Exercise material:

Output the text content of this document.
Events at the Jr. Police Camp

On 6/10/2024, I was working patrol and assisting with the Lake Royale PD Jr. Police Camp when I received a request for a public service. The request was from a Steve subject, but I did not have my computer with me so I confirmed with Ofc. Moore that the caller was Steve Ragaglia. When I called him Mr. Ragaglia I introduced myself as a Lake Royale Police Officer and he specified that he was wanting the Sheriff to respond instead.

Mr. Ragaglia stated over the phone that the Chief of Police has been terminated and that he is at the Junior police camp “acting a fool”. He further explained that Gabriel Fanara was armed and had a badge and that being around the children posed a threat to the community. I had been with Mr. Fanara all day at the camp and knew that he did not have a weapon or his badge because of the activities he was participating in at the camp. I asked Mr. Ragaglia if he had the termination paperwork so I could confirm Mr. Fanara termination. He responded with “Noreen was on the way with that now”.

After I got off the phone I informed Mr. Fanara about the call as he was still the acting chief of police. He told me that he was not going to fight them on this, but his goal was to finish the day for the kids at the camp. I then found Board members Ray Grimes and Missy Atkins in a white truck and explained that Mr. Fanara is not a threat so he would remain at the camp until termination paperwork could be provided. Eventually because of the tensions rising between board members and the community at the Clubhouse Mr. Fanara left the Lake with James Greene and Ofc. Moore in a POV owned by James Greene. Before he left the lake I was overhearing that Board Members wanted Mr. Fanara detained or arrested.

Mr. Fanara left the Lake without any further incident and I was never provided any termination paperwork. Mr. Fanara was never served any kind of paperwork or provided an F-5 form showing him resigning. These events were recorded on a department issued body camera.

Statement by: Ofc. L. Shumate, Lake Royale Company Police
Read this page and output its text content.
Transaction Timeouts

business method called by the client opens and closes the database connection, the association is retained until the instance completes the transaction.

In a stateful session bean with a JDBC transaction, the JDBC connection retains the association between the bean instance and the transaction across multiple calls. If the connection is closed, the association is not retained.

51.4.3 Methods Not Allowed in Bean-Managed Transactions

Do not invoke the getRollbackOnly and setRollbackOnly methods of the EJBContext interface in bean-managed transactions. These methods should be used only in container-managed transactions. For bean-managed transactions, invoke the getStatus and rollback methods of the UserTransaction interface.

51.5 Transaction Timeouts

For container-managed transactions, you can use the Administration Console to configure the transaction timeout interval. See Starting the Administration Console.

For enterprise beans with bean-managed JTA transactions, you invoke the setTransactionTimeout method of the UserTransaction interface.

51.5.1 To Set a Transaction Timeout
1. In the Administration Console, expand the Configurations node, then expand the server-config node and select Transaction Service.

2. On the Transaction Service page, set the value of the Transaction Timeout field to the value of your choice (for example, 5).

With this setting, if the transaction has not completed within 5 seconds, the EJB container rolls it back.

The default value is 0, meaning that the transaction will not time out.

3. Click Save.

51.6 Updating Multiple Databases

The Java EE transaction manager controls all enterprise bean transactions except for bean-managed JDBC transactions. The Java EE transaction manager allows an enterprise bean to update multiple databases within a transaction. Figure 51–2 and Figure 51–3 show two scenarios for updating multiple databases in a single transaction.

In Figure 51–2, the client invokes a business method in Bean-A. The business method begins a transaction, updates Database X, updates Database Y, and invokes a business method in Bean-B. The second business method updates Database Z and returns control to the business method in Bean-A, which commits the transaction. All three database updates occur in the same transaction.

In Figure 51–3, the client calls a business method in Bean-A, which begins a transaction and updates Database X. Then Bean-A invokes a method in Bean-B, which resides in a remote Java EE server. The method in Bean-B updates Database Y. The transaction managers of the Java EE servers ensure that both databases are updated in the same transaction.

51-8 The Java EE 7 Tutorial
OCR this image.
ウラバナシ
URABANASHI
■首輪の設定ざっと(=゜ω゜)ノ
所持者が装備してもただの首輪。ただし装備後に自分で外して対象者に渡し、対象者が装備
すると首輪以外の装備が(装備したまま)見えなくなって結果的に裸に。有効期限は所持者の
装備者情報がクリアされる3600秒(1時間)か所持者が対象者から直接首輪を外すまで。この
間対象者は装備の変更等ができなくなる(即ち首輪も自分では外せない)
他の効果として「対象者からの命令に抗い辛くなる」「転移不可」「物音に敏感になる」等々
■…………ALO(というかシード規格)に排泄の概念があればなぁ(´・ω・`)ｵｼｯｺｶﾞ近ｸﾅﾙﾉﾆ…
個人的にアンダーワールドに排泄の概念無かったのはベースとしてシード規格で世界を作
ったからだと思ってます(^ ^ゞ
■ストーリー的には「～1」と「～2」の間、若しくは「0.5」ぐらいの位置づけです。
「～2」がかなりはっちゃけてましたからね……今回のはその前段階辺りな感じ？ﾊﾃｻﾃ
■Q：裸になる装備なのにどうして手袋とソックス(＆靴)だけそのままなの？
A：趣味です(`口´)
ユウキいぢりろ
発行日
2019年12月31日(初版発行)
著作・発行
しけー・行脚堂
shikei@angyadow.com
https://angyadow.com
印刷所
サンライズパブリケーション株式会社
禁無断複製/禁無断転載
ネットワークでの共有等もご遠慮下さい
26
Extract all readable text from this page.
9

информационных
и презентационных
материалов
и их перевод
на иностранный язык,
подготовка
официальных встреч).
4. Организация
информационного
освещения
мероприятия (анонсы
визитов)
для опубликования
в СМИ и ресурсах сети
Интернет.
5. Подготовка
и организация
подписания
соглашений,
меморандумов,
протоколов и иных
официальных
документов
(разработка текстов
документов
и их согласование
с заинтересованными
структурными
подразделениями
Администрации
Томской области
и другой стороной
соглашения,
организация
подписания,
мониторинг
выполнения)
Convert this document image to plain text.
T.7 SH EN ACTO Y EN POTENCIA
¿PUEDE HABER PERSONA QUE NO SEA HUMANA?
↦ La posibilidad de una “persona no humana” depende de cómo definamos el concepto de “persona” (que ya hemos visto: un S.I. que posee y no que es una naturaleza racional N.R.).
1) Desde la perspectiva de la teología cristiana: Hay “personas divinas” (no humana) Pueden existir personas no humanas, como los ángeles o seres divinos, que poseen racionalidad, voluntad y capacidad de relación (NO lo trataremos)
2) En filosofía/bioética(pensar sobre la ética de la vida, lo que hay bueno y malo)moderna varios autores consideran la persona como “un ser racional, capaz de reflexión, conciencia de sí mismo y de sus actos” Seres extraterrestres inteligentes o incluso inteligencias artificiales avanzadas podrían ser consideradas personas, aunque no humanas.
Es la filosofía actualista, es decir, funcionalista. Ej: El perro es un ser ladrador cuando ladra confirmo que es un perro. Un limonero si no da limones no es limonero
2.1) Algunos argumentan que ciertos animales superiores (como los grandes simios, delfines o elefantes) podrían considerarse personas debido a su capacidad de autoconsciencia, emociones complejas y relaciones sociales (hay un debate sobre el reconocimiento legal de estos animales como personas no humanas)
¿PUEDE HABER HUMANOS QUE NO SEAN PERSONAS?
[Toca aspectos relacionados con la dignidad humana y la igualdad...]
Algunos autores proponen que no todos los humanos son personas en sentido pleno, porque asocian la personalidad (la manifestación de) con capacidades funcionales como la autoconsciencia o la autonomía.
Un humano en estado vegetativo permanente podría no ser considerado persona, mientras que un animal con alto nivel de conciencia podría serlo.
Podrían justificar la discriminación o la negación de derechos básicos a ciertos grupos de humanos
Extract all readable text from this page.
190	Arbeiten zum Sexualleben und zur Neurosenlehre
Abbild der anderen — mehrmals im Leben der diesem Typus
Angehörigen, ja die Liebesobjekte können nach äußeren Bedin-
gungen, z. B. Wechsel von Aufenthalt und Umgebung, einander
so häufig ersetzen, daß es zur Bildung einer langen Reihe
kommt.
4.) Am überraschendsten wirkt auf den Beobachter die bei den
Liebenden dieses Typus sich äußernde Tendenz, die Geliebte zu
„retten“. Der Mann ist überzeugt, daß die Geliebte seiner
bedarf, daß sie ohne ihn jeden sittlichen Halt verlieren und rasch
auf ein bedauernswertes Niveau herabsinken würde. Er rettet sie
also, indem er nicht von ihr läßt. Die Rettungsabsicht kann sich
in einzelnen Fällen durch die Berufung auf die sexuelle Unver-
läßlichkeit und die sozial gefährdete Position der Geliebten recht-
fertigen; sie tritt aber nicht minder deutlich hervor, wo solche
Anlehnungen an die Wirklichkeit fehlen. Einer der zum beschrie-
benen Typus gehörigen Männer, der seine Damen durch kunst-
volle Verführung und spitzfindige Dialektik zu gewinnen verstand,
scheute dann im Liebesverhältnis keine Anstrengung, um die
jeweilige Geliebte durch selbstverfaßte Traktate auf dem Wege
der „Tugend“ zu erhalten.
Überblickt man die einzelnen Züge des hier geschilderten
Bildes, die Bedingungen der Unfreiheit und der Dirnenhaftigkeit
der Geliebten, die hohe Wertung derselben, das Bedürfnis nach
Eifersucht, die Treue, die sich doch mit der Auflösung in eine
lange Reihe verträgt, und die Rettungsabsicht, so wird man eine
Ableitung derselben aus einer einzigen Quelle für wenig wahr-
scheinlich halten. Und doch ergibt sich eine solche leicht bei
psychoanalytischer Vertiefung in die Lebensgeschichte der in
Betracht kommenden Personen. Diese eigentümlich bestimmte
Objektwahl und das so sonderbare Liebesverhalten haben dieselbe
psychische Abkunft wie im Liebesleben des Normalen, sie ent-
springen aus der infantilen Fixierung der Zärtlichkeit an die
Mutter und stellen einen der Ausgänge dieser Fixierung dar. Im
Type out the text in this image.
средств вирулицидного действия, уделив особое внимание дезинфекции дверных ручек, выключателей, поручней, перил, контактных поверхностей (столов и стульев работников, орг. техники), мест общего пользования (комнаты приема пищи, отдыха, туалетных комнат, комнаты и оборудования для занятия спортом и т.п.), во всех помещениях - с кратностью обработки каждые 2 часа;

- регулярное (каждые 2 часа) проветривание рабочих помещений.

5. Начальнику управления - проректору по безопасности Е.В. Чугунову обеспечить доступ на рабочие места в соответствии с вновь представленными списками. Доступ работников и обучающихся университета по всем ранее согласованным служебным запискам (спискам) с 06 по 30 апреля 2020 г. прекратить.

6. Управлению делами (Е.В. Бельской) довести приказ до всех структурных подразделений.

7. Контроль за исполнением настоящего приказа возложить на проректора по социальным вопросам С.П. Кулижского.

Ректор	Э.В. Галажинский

What to work on: Return every line holding the word "document" from the records.

Exercise output:
Output the text content of this document.
Convert this document image to plain text.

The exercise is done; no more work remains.